# [PROBLEM STATEMENT]
Go through the records underneath and count the lines that include the string "Загрязнение". Give nothing but the number.

■ ■ ■

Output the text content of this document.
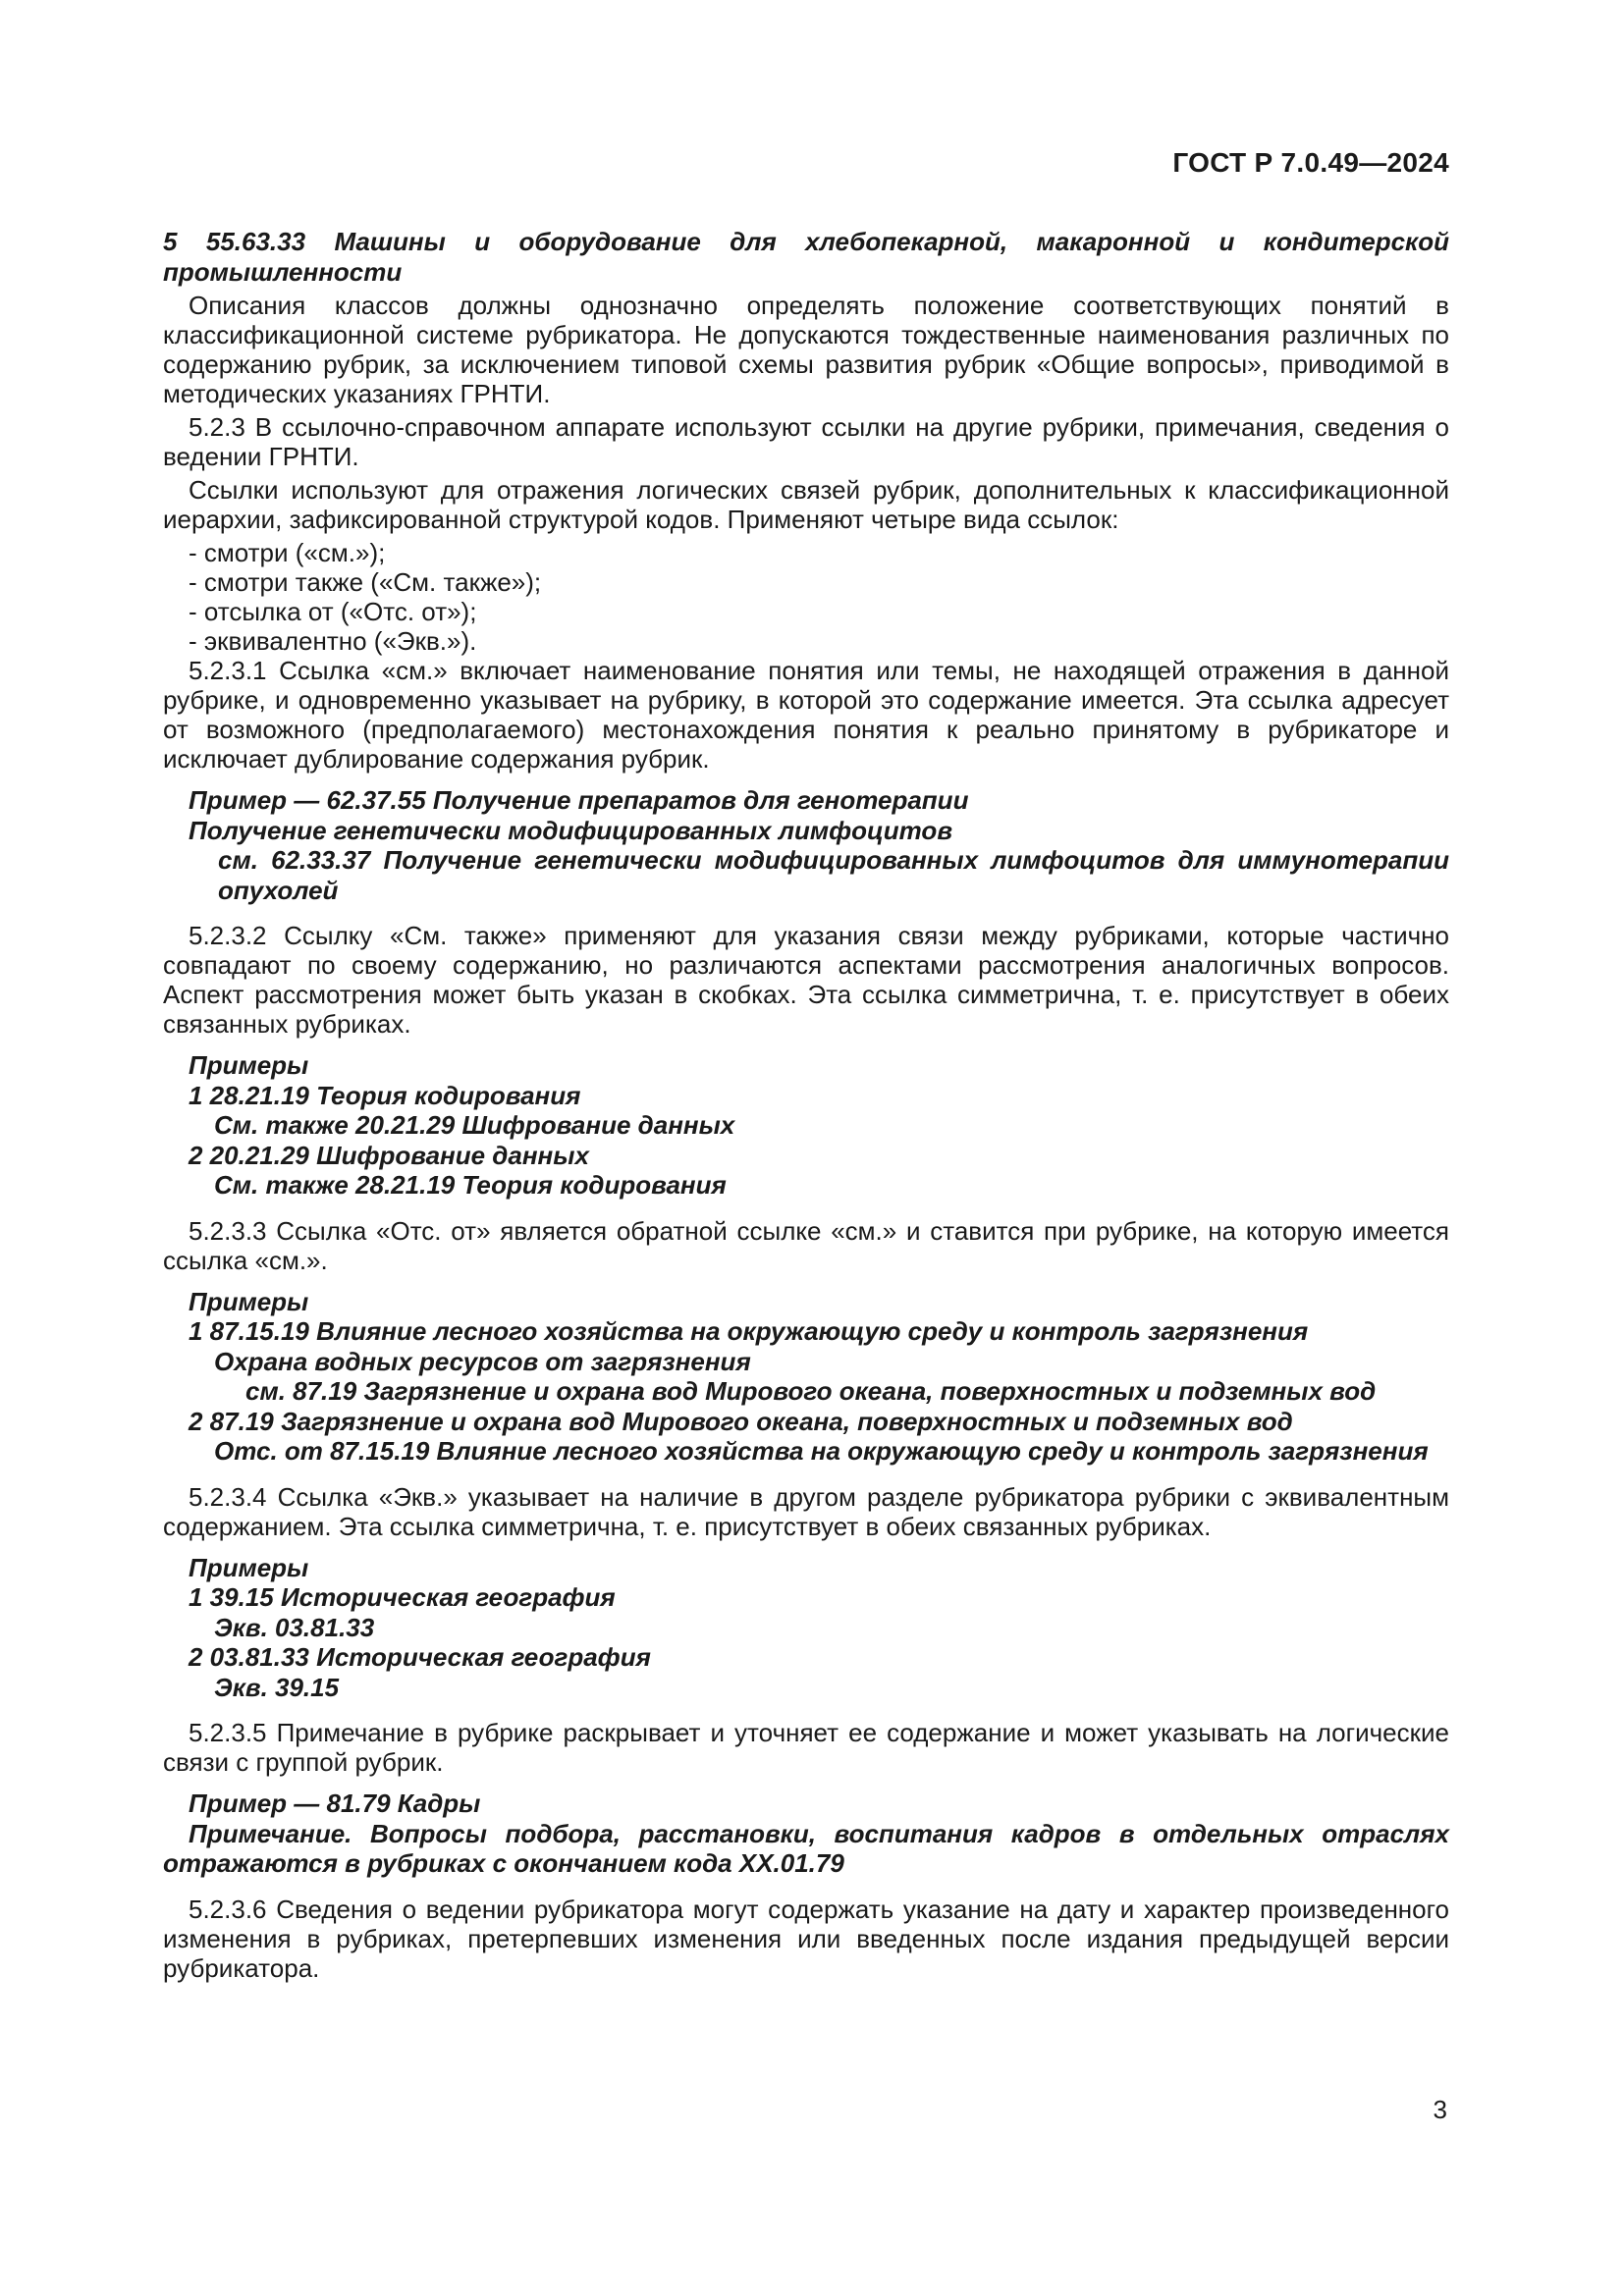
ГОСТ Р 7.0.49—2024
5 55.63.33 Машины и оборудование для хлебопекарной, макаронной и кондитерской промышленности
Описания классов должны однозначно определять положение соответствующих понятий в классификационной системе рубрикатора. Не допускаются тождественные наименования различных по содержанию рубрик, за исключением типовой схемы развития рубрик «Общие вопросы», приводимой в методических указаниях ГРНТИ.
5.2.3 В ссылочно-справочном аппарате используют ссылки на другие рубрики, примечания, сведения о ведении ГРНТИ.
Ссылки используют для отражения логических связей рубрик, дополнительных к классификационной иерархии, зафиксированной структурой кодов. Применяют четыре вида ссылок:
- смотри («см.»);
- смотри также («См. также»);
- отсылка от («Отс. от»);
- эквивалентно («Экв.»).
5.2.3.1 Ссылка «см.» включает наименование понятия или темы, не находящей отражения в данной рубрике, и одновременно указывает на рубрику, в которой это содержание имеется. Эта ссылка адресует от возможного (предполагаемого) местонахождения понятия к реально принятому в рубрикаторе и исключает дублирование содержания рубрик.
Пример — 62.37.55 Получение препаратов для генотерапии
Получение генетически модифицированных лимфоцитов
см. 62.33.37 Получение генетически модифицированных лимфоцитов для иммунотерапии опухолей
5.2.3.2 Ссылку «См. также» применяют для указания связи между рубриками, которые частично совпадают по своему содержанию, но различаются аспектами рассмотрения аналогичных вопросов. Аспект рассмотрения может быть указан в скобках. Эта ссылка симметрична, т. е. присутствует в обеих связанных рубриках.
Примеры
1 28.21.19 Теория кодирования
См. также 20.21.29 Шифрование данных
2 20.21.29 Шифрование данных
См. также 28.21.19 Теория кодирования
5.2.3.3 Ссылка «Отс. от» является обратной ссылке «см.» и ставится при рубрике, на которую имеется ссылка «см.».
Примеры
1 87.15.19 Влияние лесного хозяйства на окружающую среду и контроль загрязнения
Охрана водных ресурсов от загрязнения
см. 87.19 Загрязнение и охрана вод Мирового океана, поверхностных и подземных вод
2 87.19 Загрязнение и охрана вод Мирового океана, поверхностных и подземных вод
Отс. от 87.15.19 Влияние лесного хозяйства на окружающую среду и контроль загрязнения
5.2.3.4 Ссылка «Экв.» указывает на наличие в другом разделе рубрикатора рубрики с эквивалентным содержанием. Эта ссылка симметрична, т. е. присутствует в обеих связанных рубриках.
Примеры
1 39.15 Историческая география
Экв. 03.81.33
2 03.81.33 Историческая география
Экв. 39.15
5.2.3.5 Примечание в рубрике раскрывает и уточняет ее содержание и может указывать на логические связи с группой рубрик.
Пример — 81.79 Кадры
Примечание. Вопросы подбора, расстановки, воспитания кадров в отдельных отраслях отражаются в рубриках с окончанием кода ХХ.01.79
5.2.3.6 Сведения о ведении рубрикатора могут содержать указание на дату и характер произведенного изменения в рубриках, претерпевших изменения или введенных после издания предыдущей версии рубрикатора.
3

■ ■ ■

# [SOLUTION FOR THIS EXERCISE]
2